What needs to be done
Leave out the pictures and return every entry exactly as it appears.

Collected data:
==============================

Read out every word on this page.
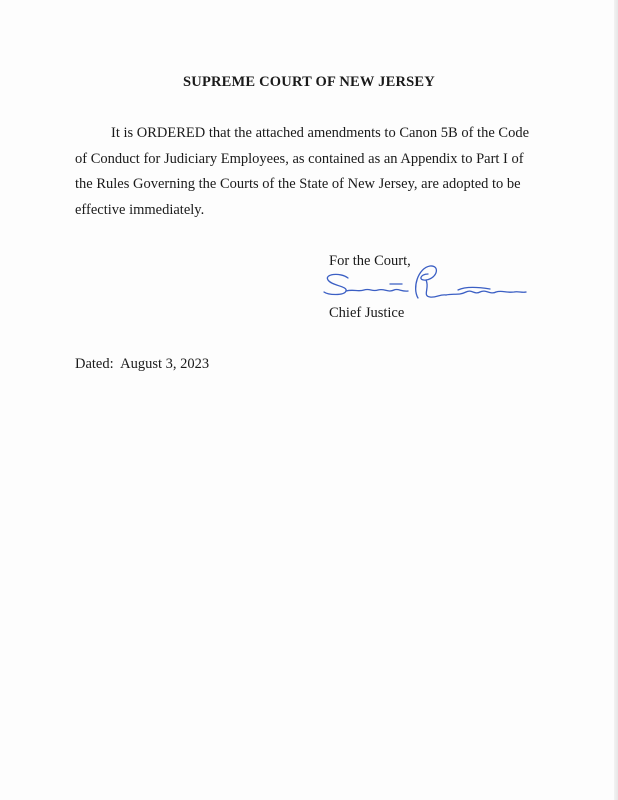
SUPREME COURT OF NEW JERSEY
It is ORDERED that the attached amendments to Canon 5B of the Code
of Conduct for Judiciary Employees, as contained as an Appendix to Part I of
the Rules Governing the Courts of the State of New Jersey, are adopted to be
effective immediately.
For the Court,
Chief Justice
Dated: August 3, 2023
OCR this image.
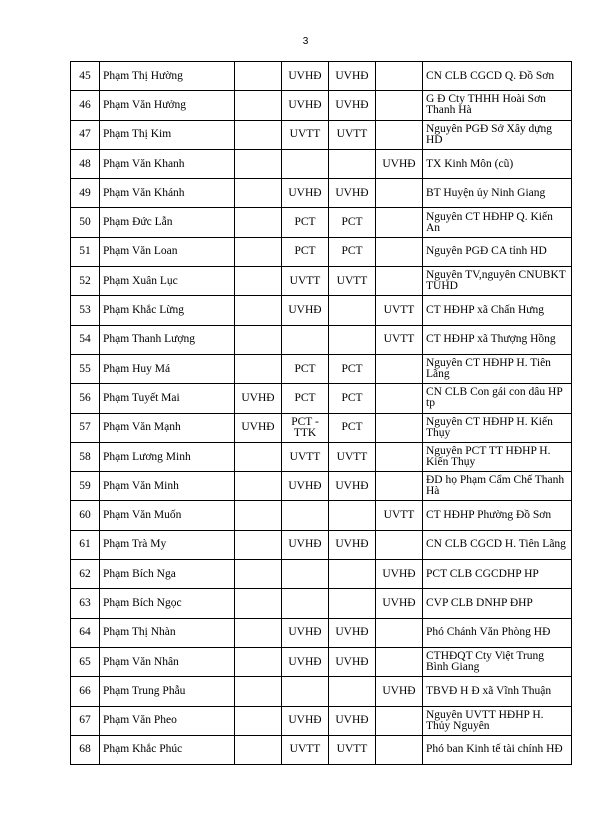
3
45	Phạm Thị Hường		UVHĐ	UVHĐ		CN CLB CGCD Q. Đồ Sơn
46	Phạm Văn Hưởng		UVHĐ	UVHĐ		G Đ Cty THHH Hoài Sơn Thanh Hà
47	Phạm Thị Kim		UVTT	UVTT		Nguyên PGĐ Sở Xây dựng HD
48	Phạm Văn Khanh				UVHĐ	TX Kinh Môn (cũ)
49	Phạm Văn Khánh		UVHĐ	UVHĐ		BT Huyện ủy Ninh Giang
50	Phạm Đức Lẫn		PCT	PCT		Nguyên CT HĐHP Q. Kiến An
51	Phạm Văn Loan		PCT	PCT		Nguyên PGĐ CA tỉnh HD
52	Phạm Xuân Lục		UVTT	UVTT		Nguyên TV,nguyên CNUBKT TUHD
53	Phạm Khắc Lừng		UVHĐ		UVTT	CT HĐHP xã Chấn Hưng
54	Phạm Thanh Lượng				UVTT	CT HĐHP xã Thượng Hồng
55	Phạm Huy Má		PCT	PCT		Nguyên CT HĐHP H. Tiên Lãng
56	Phạm Tuyết Mai	UVHĐ	PCT	PCT		CN CLB Con gái con dâu HP tp
57	Phạm Văn Mạnh	UVHĐ	PCT - TTK	PCT		Nguyên CT HĐHP H. Kiến Thụy
58	Phạm Lương Minh		UVTT	UVTT		Nguyên PCT TT HĐHP H. Kiến Thụy
59	Phạm Văn Minh		UVHĐ	UVHĐ		ĐD họ Phạm Cẩm Chế Thanh Hà
60	Phạm Văn Muốn				UVTT	CT HĐHP Phường Đồ Sơn
61	Phạm Trà My		UVHĐ	UVHĐ		CN CLB CGCD H. Tiên Lãng
62	Phạm Bích Nga				UVHĐ	PCT CLB CGCDHP HP
63	Phạm Bích Ngọc				UVHĐ	CVP CLB DNHP ĐHP
64	Phạm Thị Nhàn		UVHĐ	UVHĐ		Phó Chánh Văn Phòng HĐ
65	Phạm Văn Nhân		UVHĐ	UVHĐ		CTHĐQT Cty Việt Trung Bình Giang
66	Phạm Trung Phẫu				UVHĐ	TBVĐ H Đ xã Vĩnh Thuận
67	Phạm Văn Pheo		UVHĐ	UVHĐ		Nguyên UVTT HĐHP H. Thủy Nguyên
68	Phạm Khắc Phúc		UVTT	UVTT		Phó ban Kinh tế tài chính HĐ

==============================

Response to the exercise
Read out every word on this page.
SUPREME COURT OF NEW JERSEY
It is ORDERED that the attached amendments to Canon 5B of the Code
of Conduct for Judiciary Employees, as contained as an Appendix to Part I of
the Rules Governing the Courts of the State of New Jersey, are adopted to be
effective immediately.
For the Court,
Chief Justice
Dated: August 3, 2023
OCR this image.
3
45	Phạm Thị Hường		UVHĐ	UVHĐ		CN CLB CGCD Q. Đồ Sơn
46	Phạm Văn Hưởng		UVHĐ	UVHĐ		G Đ Cty THHH Hoài Sơn Thanh Hà
47	Phạm Thị Kim		UVTT	UVTT		Nguyên PGĐ Sở Xây dựng HD
48	Phạm Văn Khanh				UVHĐ	TX Kinh Môn (cũ)
49	Phạm Văn Khánh		UVHĐ	UVHĐ		BT Huyện ủy Ninh Giang
50	Phạm Đức Lẫn		PCT	PCT		Nguyên CT HĐHP Q. Kiến An
51	Phạm Văn Loan		PCT	PCT		Nguyên PGĐ CA tỉnh HD
52	Phạm Xuân Lục		UVTT	UVTT		Nguyên TV,nguyên CNUBKT TUHD
53	Phạm Khắc Lừng		UVHĐ		UVTT	CT HĐHP xã Chấn Hưng
54	Phạm Thanh Lượng				UVTT	CT HĐHP xã Thượng Hồng
55	Phạm Huy Má		PCT	PCT		Nguyên CT HĐHP H. Tiên Lãng
56	Phạm Tuyết Mai	UVHĐ	PCT	PCT		CN CLB Con gái con dâu HP tp
57	Phạm Văn Mạnh	UVHĐ	PCT - TTK	PCT		Nguyên CT HĐHP H. Kiến Thụy
58	Phạm Lương Minh		UVTT	UVTT		Nguyên PCT TT HĐHP H. Kiến Thụy
59	Phạm Văn Minh		UVHĐ	UVHĐ		ĐD họ Phạm Cẩm Chế Thanh Hà
60	Phạm Văn Muốn				UVTT	CT HĐHP Phường Đồ Sơn
61	Phạm Trà My		UVHĐ	UVHĐ		CN CLB CGCD H. Tiên Lãng
62	Phạm Bích Nga				UVHĐ	PCT CLB CGCDHP HP
63	Phạm Bích Ngọc				UVHĐ	CVP CLB DNHP ĐHP
64	Phạm Thị Nhàn		UVHĐ	UVHĐ		Phó Chánh Văn Phòng HĐ
65	Phạm Văn Nhân		UVHĐ	UVHĐ		CTHĐQT Cty Việt Trung Bình Giang
66	Phạm Trung Phẫu				UVHĐ	TBVĐ H Đ xã Vĩnh Thuận
67	Phạm Văn Pheo		UVHĐ	UVHĐ		Nguyên UVTT HĐHP H. Thủy Nguyên
68	Phạm Khắc Phúc		UVTT	UVTT		Phó ban Kinh tế tài chính HĐ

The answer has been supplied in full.